***** Stored data *****

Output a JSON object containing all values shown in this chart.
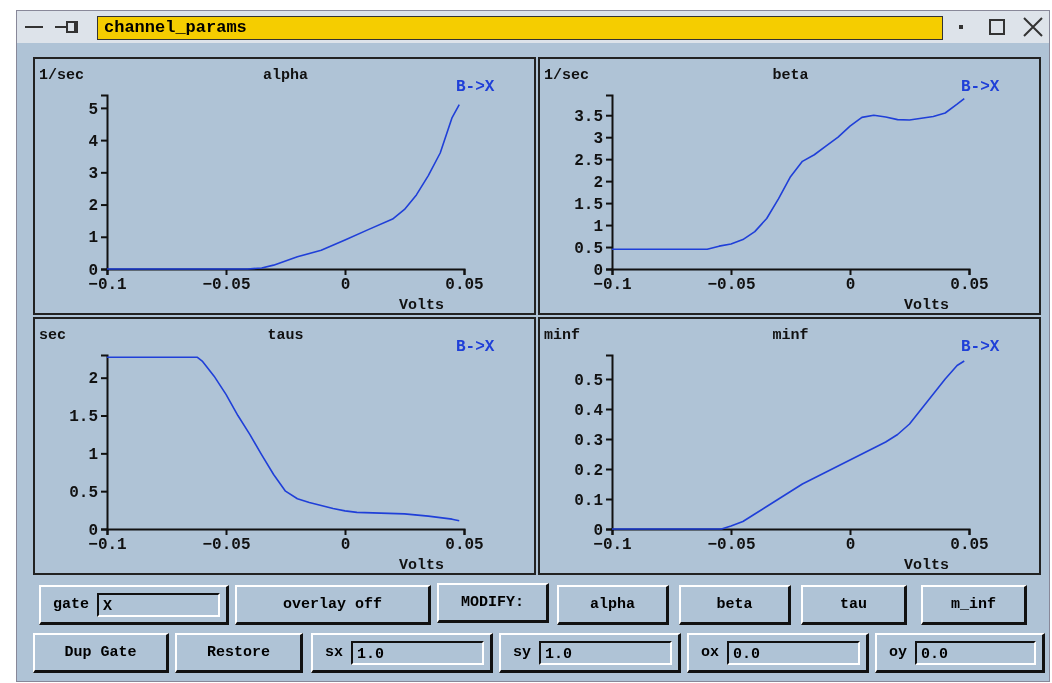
{
  "chart_data": [
    {
      "type": "line",
      "title": "alpha",
      "ylabel": "1/sec",
      "xlabel": "Volts",
      "xlim": [
        -0.1,
        0.05
      ],
      "xticks": [
        -0.1,
        -0.05,
        0,
        0.05
      ],
      "ylim": [
        0,
        5.4
      ],
      "yticks": [
        0,
        1,
        2,
        3,
        4,
        5
      ],
      "series": [
        {
          "name": "B->X",
          "color": "#1f3fd8",
          "x": [
            -0.1,
            -0.041,
            -0.035,
            -0.03,
            -0.02,
            -0.01,
            0,
            0.01,
            0.02,
            0.025,
            0.03,
            0.035,
            0.04,
            0.045,
            0.048
          ],
          "values": [
            0,
            0,
            0.03,
            0.12,
            0.38,
            0.58,
            0.9,
            1.23,
            1.55,
            1.85,
            2.3,
            2.9,
            3.6,
            4.7,
            5.1
          ]
        }
      ]
    },
    {
      "type": "line",
      "title": "beta",
      "ylabel": "1/sec",
      "xlabel": "Volts",
      "xlim": [
        -0.1,
        0.05
      ],
      "xticks": [
        -0.1,
        -0.05,
        0,
        0.05
      ],
      "ylim": [
        0,
        3.96
      ],
      "yticks": [
        0,
        0.5,
        1,
        1.5,
        2,
        2.5,
        3,
        3.5
      ],
      "series": [
        {
          "name": "B->X",
          "color": "#1f3fd8",
          "x": [
            -0.1,
            -0.06,
            -0.055,
            -0.05,
            -0.045,
            -0.04,
            -0.035,
            -0.03,
            -0.025,
            -0.02,
            -0.015,
            -0.01,
            -0.005,
            0,
            0.005,
            0.01,
            0.015,
            0.02,
            0.025,
            0.03,
            0.035,
            0.04,
            0.045,
            0.048
          ],
          "values": [
            0.45,
            0.45,
            0.52,
            0.57,
            0.67,
            0.85,
            1.15,
            1.6,
            2.1,
            2.45,
            2.6,
            2.8,
            3.0,
            3.25,
            3.45,
            3.5,
            3.46,
            3.4,
            3.39,
            3.43,
            3.47,
            3.55,
            3.75,
            3.88
          ]
        }
      ]
    },
    {
      "type": "line",
      "title": "taus",
      "ylabel": "sec",
      "xlabel": "Volts",
      "xlim": [
        -0.1,
        0.05
      ],
      "xticks": [
        -0.1,
        -0.05,
        0,
        0.05
      ],
      "ylim": [
        0,
        2.3
      ],
      "yticks": [
        0,
        0.5,
        1,
        1.5,
        2
      ],
      "series": [
        {
          "name": "B->X",
          "color": "#1f3fd8",
          "x": [
            -0.1,
            -0.062,
            -0.06,
            -0.055,
            -0.05,
            -0.045,
            -0.04,
            -0.035,
            -0.03,
            -0.025,
            -0.02,
            -0.015,
            -0.01,
            -0.005,
            0,
            0.005,
            0.015,
            0.025,
            0.035,
            0.045,
            0.048
          ],
          "values": [
            2.27,
            2.27,
            2.22,
            2.02,
            1.78,
            1.5,
            1.25,
            0.98,
            0.72,
            0.5,
            0.4,
            0.35,
            0.31,
            0.27,
            0.24,
            0.22,
            0.21,
            0.2,
            0.17,
            0.13,
            0.11
          ]
        }
      ]
    },
    {
      "type": "line",
      "title": "minf",
      "ylabel": "minf",
      "xlabel": "Volts",
      "xlim": [
        -0.1,
        0.05
      ],
      "xticks": [
        -0.1,
        -0.05,
        0,
        0.05
      ],
      "ylim": [
        0,
        0.58
      ],
      "yticks": [
        0,
        0.1,
        0.2,
        0.3,
        0.4,
        0.5
      ],
      "series": [
        {
          "name": "B->X",
          "color": "#1f3fd8",
          "x": [
            -0.1,
            -0.054,
            -0.05,
            -0.045,
            -0.04,
            -0.035,
            -0.03,
            -0.025,
            -0.02,
            -0.015,
            -0.01,
            -0.005,
            0,
            0.005,
            0.01,
            0.015,
            0.02,
            0.025,
            0.03,
            0.035,
            0.04,
            0.045,
            0.048
          ],
          "values": [
            0,
            0,
            0.01,
            0.025,
            0.05,
            0.075,
            0.1,
            0.125,
            0.15,
            0.17,
            0.19,
            0.21,
            0.23,
            0.25,
            0.27,
            0.29,
            0.315,
            0.35,
            0.4,
            0.45,
            0.5,
            0.545,
            0.56
          ]
        }
      ]
    },
    {
      "type": "other",
      "title": "channel_params",
      "annotations": [
        "gate",
        "X",
        "overlay off",
        "MODIFY:",
        "alpha",
        "beta",
        "tau",
        "m_inf",
        "Dup Gate",
        "Restore",
        "sx",
        "1.0",
        "sy",
        "1.0",
        "ox",
        "0.0",
        "oy",
        "0.0"
      ]
    }
  ]
}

*****

**Aim**
Write out the data precisely as given, excluding the pictures.

**Response to this task**
Output a JSON object containing all values shown in this chart.
{
  "chart_data": [
    {
      "type": "line",
      "title": "alpha",
      "ylabel": "1/sec",
      "xlabel": "Volts",
      "xlim": [
        -0.1,
        0.05
      ],
      "xticks": [
        -0.1,
        -0.05,
        0,
        0.05
      ],
      "ylim": [
        0,
        5.4
      ],
      "yticks": [
        0,
        1,
        2,
        3,
        4,
        5
      ],
      "series": [
        {
          "name": "B->X",
          "color": "#1f3fd8",
          "x": [
            -0.1,
            -0.041,
            -0.035,
            -0.03,
            -0.02,
            -0.01,
            0,
            0.01,
            0.02,
            0.025,
            0.03,
            0.035,
            0.04,
            0.045,
            0.048
          ],
          "values": [
            0,
            0,
            0.03,
            0.12,
            0.38,
            0.58,
            0.9,
            1.23,
            1.55,
            1.85,
            2.3,
            2.9,
            3.6,
            4.7,
            5.1
          ]
        }
      ]
    },
    {
      "type": "line",
      "title": "beta",
      "ylabel": "1/sec",
      "xlabel": "Volts",
      "xlim": [
        -0.1,
        0.05
      ],
      "xticks": [
        -0.1,
        -0.05,
        0,
        0.05
      ],
      "ylim": [
        0,
        3.96
      ],
      "yticks": [
        0,
        0.5,
        1,
        1.5,
        2,
        2.5,
        3,
        3.5
      ],
      "series": [
        {
          "name": "B->X",
          "color": "#1f3fd8",
          "x": [
            -0.1,
            -0.06,
            -0.055,
            -0.05,
            -0.045,
            -0.04,
            -0.035,
            -0.03,
            -0.025,
            -0.02,
            -0.015,
            -0.01,
            -0.005,
            0,
            0.005,
            0.01,
            0.015,
            0.02,
            0.025,
            0.03,
            0.035,
            0.04,
            0.045,
            0.048
          ],
          "values": [
            0.45,
            0.45,
            0.52,
            0.57,
            0.67,
            0.85,
            1.15,
            1.6,
            2.1,
            2.45,
            2.6,
            2.8,
            3.0,
            3.25,
            3.45,
            3.5,
            3.46,
            3.4,
            3.39,
            3.43,
            3.47,
            3.55,
            3.75,
            3.88
          ]
        }
      ]
    },
    {
      "type": "line",
      "title": "taus",
      "ylabel": "sec",
      "xlabel": "Volts",
      "xlim": [
        -0.1,
        0.05
      ],
      "xticks": [
        -0.1,
        -0.05,
        0,
        0.05
      ],
      "ylim": [
        0,
        2.3
      ],
      "yticks": [
        0,
        0.5,
        1,
        1.5,
        2
      ],
      "series": [
        {
          "name": "B->X",
          "color": "#1f3fd8",
          "x": [
            -0.1,
            -0.062,
            -0.06,
            -0.055,
            -0.05,
            -0.045,
            -0.04,
            -0.035,
            -0.03,
            -0.025,
            -0.02,
            -0.015,
            -0.01,
            -0.005,
            0,
            0.005,
            0.015,
            0.025,
            0.035,
            0.045,
            0.048
          ],
          "values": [
            2.27,
            2.27,
            2.22,
            2.02,
            1.78,
            1.5,
            1.25,
            0.98,
            0.72,
            0.5,
            0.4,
            0.35,
            0.31,
            0.27,
            0.24,
            0.22,
            0.21,
            0.2,
            0.17,
            0.13,
            0.11
          ]
        }
      ]
    },
    {
      "type": "line",
      "title": "minf",
      "ylabel": "minf",
      "xlabel": "Volts",
      "xlim": [
        -0.1,
        0.05
      ],
      "xticks": [
        -0.1,
        -0.05,
        0,
        0.05
      ],
      "ylim": [
        0,
        0.58
      ],
      "yticks": [
        0,
        0.1,
        0.2,
        0.3,
        0.4,
        0.5
      ],
      "series": [
        {
          "name": "B->X",
          "color": "#1f3fd8",
          "x": [
            -0.1,
            -0.054,
            -0.05,
            -0.045,
            -0.04,
            -0.035,
            -0.03,
            -0.025,
            -0.02,
            -0.015,
            -0.01,
            -0.005,
            0,
            0.005,
            0.01,
            0.015,
            0.02,
            0.025,
            0.03,
            0.035,
            0.04,
            0.045,
            0.048
          ],
          "values": [
            0,
            0,
            0.01,
            0.025,
            0.05,
            0.075,
            0.1,
            0.125,
            0.15,
            0.17,
            0.19,
            0.21,
            0.23,
            0.25,
            0.27,
            0.29,
            0.315,
            0.35,
            0.4,
            0.45,
            0.5,
            0.545,
            0.56
          ]
        }
      ]
    },
    {
      "type": "other",
      "title": "channel_params",
      "annotations": [
        "gate",
        "X",
        "overlay off",
        "MODIFY:",
        "alpha",
        "beta",
        "tau",
        "m_inf",
        "Dup Gate",
        "Restore",
        "sx",
        "1.0",
        "sy",
        "1.0",
        "ox",
        "0.0",
        "oy",
        "0.0"
      ]
    }
  ]
}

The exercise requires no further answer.